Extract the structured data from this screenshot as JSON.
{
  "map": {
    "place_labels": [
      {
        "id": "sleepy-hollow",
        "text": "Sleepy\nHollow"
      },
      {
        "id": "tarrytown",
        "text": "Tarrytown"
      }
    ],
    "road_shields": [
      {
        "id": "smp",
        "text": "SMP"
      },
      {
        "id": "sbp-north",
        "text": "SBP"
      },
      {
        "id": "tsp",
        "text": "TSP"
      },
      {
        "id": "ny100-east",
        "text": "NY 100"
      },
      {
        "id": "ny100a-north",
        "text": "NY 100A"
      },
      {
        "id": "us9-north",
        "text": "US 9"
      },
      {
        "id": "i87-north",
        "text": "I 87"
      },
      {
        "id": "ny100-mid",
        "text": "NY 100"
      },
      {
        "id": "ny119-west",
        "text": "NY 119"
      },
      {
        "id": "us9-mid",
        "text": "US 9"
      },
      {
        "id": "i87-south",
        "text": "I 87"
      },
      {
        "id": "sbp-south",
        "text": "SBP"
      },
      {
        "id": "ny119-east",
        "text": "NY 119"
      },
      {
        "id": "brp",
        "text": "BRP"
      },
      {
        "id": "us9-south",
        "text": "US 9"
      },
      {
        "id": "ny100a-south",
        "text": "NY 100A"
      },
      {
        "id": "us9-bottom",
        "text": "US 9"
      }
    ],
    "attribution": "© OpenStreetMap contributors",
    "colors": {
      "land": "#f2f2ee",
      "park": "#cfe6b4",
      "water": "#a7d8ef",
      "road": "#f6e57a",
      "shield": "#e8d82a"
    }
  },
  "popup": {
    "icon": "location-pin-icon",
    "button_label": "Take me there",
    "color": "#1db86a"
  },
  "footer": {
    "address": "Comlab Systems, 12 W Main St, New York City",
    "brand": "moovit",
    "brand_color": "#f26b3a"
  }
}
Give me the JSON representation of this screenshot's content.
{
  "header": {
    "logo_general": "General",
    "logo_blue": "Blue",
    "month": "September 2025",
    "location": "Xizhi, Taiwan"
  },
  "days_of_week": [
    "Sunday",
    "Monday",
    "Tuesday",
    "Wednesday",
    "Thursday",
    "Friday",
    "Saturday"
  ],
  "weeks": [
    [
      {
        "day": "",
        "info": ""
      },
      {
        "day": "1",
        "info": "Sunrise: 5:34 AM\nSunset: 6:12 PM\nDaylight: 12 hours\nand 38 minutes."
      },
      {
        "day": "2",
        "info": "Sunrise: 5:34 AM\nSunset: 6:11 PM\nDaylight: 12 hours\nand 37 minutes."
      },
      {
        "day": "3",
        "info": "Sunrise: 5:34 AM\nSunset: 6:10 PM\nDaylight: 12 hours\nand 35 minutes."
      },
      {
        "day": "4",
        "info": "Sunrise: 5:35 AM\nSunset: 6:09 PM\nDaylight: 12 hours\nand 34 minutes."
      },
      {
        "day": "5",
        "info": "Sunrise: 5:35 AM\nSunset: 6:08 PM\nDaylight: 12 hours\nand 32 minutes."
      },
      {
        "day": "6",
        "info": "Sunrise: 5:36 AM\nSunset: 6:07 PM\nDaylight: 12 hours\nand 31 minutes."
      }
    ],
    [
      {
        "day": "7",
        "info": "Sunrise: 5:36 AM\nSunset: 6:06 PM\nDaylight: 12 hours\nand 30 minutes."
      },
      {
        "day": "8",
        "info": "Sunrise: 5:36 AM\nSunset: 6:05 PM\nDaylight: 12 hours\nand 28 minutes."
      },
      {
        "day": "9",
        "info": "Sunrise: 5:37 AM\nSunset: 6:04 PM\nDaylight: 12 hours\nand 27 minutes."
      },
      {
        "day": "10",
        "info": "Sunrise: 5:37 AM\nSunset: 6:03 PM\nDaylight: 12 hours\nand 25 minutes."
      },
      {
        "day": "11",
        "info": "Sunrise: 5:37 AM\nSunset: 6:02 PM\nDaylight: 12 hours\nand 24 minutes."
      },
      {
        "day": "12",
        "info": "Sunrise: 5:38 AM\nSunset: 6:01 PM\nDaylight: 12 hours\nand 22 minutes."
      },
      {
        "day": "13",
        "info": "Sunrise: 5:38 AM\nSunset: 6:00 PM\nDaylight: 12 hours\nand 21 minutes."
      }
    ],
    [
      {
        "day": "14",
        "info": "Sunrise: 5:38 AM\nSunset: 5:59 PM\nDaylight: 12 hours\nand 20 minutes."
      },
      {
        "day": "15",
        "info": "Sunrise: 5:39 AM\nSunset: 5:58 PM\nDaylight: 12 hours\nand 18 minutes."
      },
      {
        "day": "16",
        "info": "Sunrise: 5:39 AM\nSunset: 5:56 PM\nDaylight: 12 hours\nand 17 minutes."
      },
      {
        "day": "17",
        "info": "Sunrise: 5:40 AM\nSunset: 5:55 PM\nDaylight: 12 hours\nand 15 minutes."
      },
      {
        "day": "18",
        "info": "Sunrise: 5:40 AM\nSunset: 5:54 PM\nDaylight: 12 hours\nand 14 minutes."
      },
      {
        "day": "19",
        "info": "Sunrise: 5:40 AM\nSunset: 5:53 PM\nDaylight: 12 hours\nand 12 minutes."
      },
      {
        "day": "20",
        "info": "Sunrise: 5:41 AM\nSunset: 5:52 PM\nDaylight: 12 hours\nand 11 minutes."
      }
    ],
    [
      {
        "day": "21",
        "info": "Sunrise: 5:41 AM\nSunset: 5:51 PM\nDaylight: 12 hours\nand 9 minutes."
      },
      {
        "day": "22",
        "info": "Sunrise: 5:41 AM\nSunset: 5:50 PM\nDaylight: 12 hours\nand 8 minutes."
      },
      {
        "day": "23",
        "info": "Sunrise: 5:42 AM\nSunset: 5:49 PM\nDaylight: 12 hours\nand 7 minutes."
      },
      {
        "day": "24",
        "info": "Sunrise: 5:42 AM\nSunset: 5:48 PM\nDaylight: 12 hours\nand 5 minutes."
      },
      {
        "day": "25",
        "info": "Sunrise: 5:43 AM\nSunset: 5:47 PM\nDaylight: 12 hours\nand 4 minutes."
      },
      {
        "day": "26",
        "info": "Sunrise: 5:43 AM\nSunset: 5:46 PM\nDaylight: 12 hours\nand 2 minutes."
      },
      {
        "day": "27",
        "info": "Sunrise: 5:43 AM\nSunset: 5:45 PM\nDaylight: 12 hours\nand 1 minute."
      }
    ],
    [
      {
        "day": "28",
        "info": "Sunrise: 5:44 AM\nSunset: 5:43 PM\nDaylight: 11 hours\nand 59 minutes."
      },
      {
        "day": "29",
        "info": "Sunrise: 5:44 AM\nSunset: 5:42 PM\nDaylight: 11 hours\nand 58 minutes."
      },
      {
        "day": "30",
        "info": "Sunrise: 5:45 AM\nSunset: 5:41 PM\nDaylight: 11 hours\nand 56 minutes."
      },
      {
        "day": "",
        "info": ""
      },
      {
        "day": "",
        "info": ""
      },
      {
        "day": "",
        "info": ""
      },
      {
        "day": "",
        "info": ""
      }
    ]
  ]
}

━━━━━━━━━━━━━━━━━━━━

_Given exercise_: Pick out, from the lines above, every one that contains the string "south".

_Full response_:
        "id": "i87-south",
        "id": "sbp-south",
        "id": "us9-south",
        "id": "ny100a-south",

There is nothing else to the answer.